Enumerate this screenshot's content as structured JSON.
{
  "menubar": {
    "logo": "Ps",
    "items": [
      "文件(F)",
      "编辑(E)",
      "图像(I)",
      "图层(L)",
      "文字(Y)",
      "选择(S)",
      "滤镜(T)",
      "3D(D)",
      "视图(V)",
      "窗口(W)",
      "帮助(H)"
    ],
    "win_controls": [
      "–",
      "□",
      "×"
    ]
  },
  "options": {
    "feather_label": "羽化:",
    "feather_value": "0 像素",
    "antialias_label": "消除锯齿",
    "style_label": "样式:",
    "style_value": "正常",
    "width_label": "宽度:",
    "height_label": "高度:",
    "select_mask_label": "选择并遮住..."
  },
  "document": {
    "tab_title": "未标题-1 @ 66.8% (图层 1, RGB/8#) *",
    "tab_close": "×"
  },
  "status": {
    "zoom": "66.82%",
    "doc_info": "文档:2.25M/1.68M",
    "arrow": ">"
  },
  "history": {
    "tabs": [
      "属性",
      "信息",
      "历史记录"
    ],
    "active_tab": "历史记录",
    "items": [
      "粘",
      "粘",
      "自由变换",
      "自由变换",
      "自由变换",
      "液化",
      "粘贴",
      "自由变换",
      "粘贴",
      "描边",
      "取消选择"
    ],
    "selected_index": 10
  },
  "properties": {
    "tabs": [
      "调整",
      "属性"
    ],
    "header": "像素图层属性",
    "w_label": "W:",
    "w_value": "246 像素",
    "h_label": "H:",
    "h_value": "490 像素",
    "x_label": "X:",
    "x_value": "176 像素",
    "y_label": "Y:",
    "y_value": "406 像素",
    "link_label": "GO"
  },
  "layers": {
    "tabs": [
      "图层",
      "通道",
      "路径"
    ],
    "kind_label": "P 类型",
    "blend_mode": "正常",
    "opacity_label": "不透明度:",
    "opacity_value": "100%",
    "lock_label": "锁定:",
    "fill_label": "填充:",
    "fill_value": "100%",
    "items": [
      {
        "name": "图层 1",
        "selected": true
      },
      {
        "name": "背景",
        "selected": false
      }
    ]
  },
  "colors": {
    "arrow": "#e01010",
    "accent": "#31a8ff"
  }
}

----

What is required:
From the records above, extract every line exactly as it stands.

Response below:
Enumerate this screenshot's content as structured JSON.
{
  "menubar": {
    "logo": "Ps",
    "items": [
      "文件(F)",
      "编辑(E)",
      "图像(I)",
      "图层(L)",
      "文字(Y)",
      "选择(S)",
      "滤镜(T)",
      "3D(D)",
      "视图(V)",
      "窗口(W)",
      "帮助(H)"
    ],
    "win_controls": [
      "–",
      "□",
      "×"
    ]
  },
  "options": {
    "feather_label": "羽化:",
    "feather_value": "0 像素",
    "antialias_label": "消除锯齿",
    "style_label": "样式:",
    "style_value": "正常",
    "width_label": "宽度:",
    "height_label": "高度:",
    "select_mask_label": "选择并遮住..."
  },
  "document": {
    "tab_title": "未标题-1 @ 66.8% (图层 1, RGB/8#) *",
    "tab_close": "×"
  },
  "status": {
    "zoom": "66.82%",
    "doc_info": "文档:2.25M/1.68M",
    "arrow": ">"
  },
  "history": {
    "tabs": [
      "属性",
      "信息",
      "历史记录"
    ],
    "active_tab": "历史记录",
    "items": [
      "粘",
      "粘",
      "自由变换",
      "自由变换",
      "自由变换",
      "液化",
      "粘贴",
      "自由变换",
      "粘贴",
      "描边",
      "取消选择"
    ],
    "selected_index": 10
  },
  "properties": {
    "tabs": [
      "调整",
      "属性"
    ],
    "header": "像素图层属性",
    "w_label": "W:",
    "w_value": "246 像素",
    "h_label": "H:",
    "h_value": "490 像素",
    "x_label": "X:",
    "x_value": "176 像素",
    "y_label": "Y:",
    "y_value": "406 像素",
    "link_label": "GO"
  },
  "layers": {
    "tabs": [
      "图层",
      "通道",
      "路径"
    ],
    "kind_label": "P 类型",
    "blend_mode": "正常",
    "opacity_label": "不透明度:",
    "opacity_value": "100%",
    "lock_label": "锁定:",
    "fill_label": "填充:",
    "fill_value": "100%",
    "items": [
      {
        "name": "图层 1",
        "selected": true
      },
      {
        "name": "背景",
        "selected": false
      }
    ]
  },
  "colors": {
    "arrow": "#e01010",
    "accent": "#31a8ff"
  }
}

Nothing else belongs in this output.